WORK REQUIRED → Scan the data beneath this task and copy each line that includes "only".

Extracted records
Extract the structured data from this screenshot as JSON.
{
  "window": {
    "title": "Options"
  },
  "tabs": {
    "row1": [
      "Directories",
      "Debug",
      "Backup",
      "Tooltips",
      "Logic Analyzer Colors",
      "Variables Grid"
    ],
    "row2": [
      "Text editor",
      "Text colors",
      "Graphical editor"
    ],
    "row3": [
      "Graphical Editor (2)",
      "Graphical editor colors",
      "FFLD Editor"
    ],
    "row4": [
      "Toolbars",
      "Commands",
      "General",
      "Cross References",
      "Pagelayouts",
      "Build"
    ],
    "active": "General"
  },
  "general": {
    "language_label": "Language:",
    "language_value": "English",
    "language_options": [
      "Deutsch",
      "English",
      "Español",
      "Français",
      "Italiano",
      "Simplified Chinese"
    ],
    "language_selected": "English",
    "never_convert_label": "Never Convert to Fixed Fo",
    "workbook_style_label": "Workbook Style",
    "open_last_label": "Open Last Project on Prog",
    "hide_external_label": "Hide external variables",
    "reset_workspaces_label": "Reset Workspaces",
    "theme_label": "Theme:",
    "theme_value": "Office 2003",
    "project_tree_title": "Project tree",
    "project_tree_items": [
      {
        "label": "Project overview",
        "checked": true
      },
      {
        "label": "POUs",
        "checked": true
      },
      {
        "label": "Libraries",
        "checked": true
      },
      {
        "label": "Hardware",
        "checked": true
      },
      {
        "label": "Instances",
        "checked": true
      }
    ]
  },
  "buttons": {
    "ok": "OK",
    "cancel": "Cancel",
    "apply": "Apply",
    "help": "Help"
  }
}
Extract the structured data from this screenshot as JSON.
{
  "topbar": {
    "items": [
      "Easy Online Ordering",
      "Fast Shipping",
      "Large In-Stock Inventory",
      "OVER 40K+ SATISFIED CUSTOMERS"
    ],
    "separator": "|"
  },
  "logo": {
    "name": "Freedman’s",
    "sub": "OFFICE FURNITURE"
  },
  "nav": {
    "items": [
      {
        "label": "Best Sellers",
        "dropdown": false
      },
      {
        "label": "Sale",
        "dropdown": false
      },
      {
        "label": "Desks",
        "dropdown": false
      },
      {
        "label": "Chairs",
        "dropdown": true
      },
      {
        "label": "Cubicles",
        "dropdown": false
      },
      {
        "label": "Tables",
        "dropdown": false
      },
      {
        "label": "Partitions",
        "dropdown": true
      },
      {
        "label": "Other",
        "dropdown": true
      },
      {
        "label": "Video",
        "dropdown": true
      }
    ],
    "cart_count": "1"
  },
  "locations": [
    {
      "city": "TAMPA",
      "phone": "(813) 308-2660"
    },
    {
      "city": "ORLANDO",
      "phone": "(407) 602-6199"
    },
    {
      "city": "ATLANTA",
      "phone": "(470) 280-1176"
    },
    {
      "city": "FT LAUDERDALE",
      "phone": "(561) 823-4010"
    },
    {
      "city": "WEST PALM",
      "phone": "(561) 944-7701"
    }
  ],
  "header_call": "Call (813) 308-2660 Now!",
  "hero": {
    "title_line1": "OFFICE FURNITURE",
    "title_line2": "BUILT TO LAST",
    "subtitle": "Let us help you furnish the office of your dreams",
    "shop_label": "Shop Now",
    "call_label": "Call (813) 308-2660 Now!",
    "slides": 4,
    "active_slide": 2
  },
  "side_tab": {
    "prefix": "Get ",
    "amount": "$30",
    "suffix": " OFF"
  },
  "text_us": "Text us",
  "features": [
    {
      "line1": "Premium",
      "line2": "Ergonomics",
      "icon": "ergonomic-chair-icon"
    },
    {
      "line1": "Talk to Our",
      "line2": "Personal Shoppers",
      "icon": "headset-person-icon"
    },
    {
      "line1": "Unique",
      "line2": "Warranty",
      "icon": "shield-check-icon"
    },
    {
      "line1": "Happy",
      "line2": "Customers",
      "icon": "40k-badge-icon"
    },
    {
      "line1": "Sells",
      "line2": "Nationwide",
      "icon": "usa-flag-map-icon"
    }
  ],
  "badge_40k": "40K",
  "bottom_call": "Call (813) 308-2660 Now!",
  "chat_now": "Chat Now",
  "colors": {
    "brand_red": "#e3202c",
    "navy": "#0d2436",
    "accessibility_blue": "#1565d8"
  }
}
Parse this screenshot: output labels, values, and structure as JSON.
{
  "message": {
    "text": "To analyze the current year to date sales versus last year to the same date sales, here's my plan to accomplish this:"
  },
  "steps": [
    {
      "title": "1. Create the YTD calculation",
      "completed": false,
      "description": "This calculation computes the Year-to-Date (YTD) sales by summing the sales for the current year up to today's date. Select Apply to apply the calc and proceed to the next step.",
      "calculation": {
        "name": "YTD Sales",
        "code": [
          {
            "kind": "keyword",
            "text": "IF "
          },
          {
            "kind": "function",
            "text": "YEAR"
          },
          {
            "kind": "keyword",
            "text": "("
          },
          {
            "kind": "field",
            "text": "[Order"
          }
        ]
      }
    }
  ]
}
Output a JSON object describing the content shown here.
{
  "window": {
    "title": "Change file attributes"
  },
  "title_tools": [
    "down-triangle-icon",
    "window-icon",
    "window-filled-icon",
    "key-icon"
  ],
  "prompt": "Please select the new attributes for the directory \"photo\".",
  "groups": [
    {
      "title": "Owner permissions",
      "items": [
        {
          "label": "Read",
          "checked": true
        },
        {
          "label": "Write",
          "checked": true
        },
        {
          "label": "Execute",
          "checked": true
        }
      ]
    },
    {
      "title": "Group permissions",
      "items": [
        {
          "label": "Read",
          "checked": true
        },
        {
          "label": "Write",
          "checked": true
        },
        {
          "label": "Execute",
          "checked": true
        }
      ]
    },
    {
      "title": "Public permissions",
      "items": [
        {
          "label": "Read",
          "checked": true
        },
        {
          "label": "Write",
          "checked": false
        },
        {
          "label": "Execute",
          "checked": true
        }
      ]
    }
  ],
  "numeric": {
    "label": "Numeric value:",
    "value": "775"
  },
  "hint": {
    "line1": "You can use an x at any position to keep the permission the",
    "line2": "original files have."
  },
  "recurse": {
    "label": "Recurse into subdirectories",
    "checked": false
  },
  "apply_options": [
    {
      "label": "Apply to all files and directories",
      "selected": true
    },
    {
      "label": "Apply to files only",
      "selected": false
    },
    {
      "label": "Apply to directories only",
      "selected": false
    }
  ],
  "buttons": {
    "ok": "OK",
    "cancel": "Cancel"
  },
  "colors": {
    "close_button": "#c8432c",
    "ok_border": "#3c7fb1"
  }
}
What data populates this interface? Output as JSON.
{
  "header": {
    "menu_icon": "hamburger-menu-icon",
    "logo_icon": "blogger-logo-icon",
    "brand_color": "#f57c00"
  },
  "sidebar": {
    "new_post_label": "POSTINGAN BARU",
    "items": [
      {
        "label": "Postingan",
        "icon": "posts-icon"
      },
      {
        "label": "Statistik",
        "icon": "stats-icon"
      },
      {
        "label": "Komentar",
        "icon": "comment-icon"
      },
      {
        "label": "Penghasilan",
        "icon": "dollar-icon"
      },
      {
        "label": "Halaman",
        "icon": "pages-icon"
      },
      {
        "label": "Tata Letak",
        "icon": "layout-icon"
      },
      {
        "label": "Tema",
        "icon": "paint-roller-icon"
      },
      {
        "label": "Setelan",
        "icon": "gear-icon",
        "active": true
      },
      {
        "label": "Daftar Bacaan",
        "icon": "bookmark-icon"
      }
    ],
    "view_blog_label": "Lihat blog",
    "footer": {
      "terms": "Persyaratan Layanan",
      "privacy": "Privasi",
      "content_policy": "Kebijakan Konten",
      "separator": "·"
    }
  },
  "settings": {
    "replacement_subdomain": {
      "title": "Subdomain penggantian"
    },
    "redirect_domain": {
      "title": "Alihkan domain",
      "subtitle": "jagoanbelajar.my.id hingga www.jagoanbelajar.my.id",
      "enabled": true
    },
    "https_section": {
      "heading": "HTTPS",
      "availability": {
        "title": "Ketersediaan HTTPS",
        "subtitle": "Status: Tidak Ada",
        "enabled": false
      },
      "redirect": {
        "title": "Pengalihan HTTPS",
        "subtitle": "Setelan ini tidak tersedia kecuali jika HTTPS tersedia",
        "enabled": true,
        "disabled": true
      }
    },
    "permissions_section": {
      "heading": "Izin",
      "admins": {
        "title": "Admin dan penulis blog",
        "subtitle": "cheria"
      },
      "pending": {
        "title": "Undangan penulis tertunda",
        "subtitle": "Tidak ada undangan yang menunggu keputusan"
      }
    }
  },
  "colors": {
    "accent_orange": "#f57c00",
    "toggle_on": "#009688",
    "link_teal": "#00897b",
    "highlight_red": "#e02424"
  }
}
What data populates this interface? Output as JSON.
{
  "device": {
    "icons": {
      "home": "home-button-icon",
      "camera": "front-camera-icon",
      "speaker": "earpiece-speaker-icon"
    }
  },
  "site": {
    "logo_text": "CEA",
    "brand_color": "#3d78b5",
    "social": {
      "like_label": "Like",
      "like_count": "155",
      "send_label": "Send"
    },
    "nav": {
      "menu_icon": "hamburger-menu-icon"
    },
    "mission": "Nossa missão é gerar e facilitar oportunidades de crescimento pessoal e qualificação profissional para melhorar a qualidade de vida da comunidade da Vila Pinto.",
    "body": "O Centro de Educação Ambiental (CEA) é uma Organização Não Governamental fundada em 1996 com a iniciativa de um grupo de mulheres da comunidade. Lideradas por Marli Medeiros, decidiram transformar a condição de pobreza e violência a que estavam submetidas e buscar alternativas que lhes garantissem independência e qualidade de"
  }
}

FULL SOLUTION →
      "label": "Apply to files only",
      "label": "Apply to directories only",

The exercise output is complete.